Rewrite the material below, replacing each occurrence of "component" with "item" and leaving everything else as it is. Omit the pictures from your answer.
— Begin MATERIAL FOR THIS EXERCISE —
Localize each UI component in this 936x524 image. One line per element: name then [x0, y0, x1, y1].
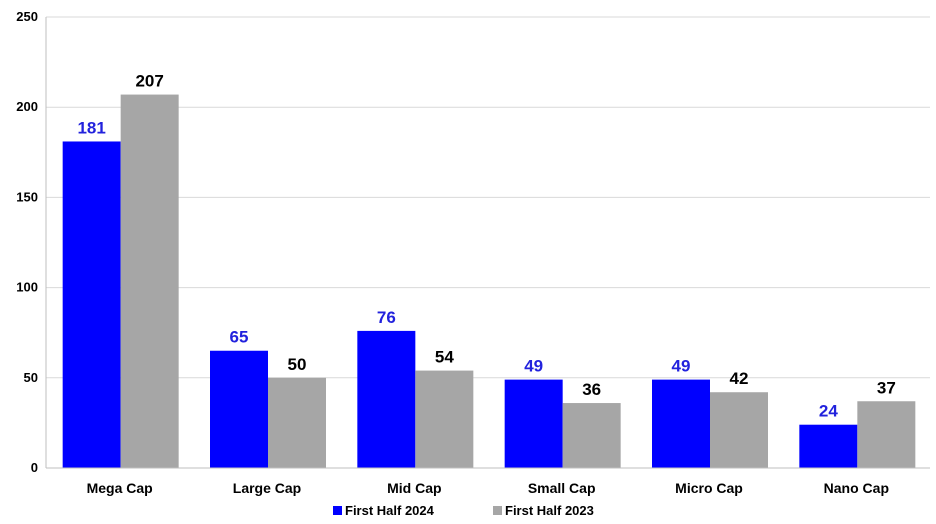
data-label: 36: [582, 380, 601, 399]
bar-first-half-2023: [857, 401, 916, 468]
y-tick-label: 100: [16, 280, 38, 295]
data-label: 207: [135, 72, 163, 91]
x-axis: Mega Cap Large Cap Mid Cap Small Cap Micro C…: [46, 467, 930, 496]
y-tick-label: 150: [16, 189, 38, 204]
x-tick-label: Micro Cap: [675, 480, 743, 496]
data-label: 54: [435, 348, 454, 367]
data-label: 42: [730, 369, 749, 388]
data-label: 65: [230, 328, 249, 347]
legend-swatch: [333, 506, 342, 515]
data-label: 49: [672, 357, 691, 376]
y-tick-label: 50: [24, 370, 38, 385]
bar-first-half-2024: [210, 350, 268, 468]
data-label: 37: [877, 378, 896, 397]
bar-first-half-2023: [120, 94, 179, 469]
bar-first-half-2024: [652, 379, 710, 468]
bar-first-half-2024: [504, 379, 563, 468]
bar-first-half-2024: [357, 330, 416, 468]
data-label: 50: [288, 355, 307, 374]
x-tick-label: Mega Cap: [87, 480, 153, 496]
bars: [62, 94, 916, 469]
gridlines: [46, 16, 930, 379]
legend-label: First Half 2023: [505, 503, 594, 518]
y-tick-label: 0: [31, 460, 38, 475]
data-label: 49: [524, 357, 543, 376]
data-labels: 181 207 65 50 76 54 49 36 49 42 24 37: [77, 72, 895, 421]
data-label: 76: [377, 308, 396, 327]
bar-first-half-2024: [799, 424, 858, 468]
legend-swatch: [493, 506, 502, 515]
bar-first-half-2023: [562, 403, 621, 468]
bar-first-half-2023: [415, 370, 474, 468]
bar-first-half-2023: [268, 377, 326, 468]
legend-label: First Half 2024: [345, 503, 435, 518]
x-tick-label: Large Cap: [233, 480, 301, 496]
x-tick-label: Mid Cap: [387, 480, 441, 496]
bar-first-half-2023: [710, 392, 768, 468]
bar-first-half-2024: [62, 141, 121, 468]
x-tick-label: Nano Cap: [824, 480, 889, 496]
y-tick-label: 200: [16, 99, 38, 114]
legend: First Half 2024 First Half 2023: [333, 503, 594, 518]
data-label: 24: [819, 402, 838, 421]
y-axis: 0 50 100 150 200 250: [16, 9, 47, 475]
y-tick-label: 250: [16, 9, 38, 24]
data-label: 181: [77, 118, 105, 137]
x-tick-label: Small Cap: [528, 480, 596, 496]
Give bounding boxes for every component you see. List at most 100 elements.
— End MATERIAL FOR THIS EXERCISE —
*EXERCISE OUTPUT*
Localize each UI item in this 936x524 image. One line per element: name then [x0, y0, x1, y1].
data-label: 36: [582, 380, 601, 399]
bar-first-half-2023: [857, 401, 916, 468]
y-tick-label: 100: [16, 280, 38, 295]
data-label: 207: [135, 72, 163, 91]
x-axis: Mega Cap Large Cap Mid Cap Small Cap Micro C…: [46, 467, 930, 496]
y-tick-label: 150: [16, 189, 38, 204]
x-tick-label: Micro Cap: [675, 480, 743, 496]
data-label: 54: [435, 348, 454, 367]
data-label: 42: [730, 369, 749, 388]
data-label: 65: [230, 328, 249, 347]
legend-swatch: [333, 506, 342, 515]
data-label: 49: [672, 357, 691, 376]
y-tick-label: 50: [24, 370, 38, 385]
bar-first-half-2024: [210, 350, 268, 468]
data-label: 37: [877, 378, 896, 397]
bar-first-half-2023: [120, 94, 179, 469]
bar-first-half-2024: [652, 379, 710, 468]
bar-first-half-2024: [504, 379, 563, 468]
bar-first-half-2024: [357, 330, 416, 468]
data-label: 50: [288, 355, 307, 374]
x-tick-label: Mega Cap: [87, 480, 153, 496]
bars: [62, 94, 916, 469]
gridlines: [46, 16, 930, 379]
legend-label: First Half 2023: [505, 503, 594, 518]
y-tick-label: 0: [31, 460, 38, 475]
data-label: 49: [524, 357, 543, 376]
data-labels: 181 207 65 50 76 54 49 36 49 42 24 37: [77, 72, 895, 421]
data-label: 76: [377, 308, 396, 327]
bar-first-half-2024: [799, 424, 858, 468]
legend-swatch: [493, 506, 502, 515]
bar-first-half-2023: [562, 403, 621, 468]
bar-first-half-2023: [415, 370, 474, 468]
bar-first-half-2023: [268, 377, 326, 468]
legend-label: First Half 2024: [345, 503, 435, 518]
x-tick-label: Large Cap: [233, 480, 301, 496]
x-tick-label: Mid Cap: [387, 480, 441, 496]
bar-first-half-2023: [710, 392, 768, 468]
bar-first-half-2024: [62, 141, 121, 468]
x-tick-label: Nano Cap: [824, 480, 889, 496]
y-tick-label: 200: [16, 99, 38, 114]
legend: First Half 2024 First Half 2023: [333, 503, 594, 518]
data-label: 24: [819, 402, 838, 421]
y-axis: 0 50 100 150 200 250: [16, 9, 47, 475]
y-tick-label: 250: [16, 9, 38, 24]
data-label: 181: [77, 118, 105, 137]
x-tick-label: Small Cap: [528, 480, 596, 496]
Give bounding boxes for every item you see. List at most 100 elements.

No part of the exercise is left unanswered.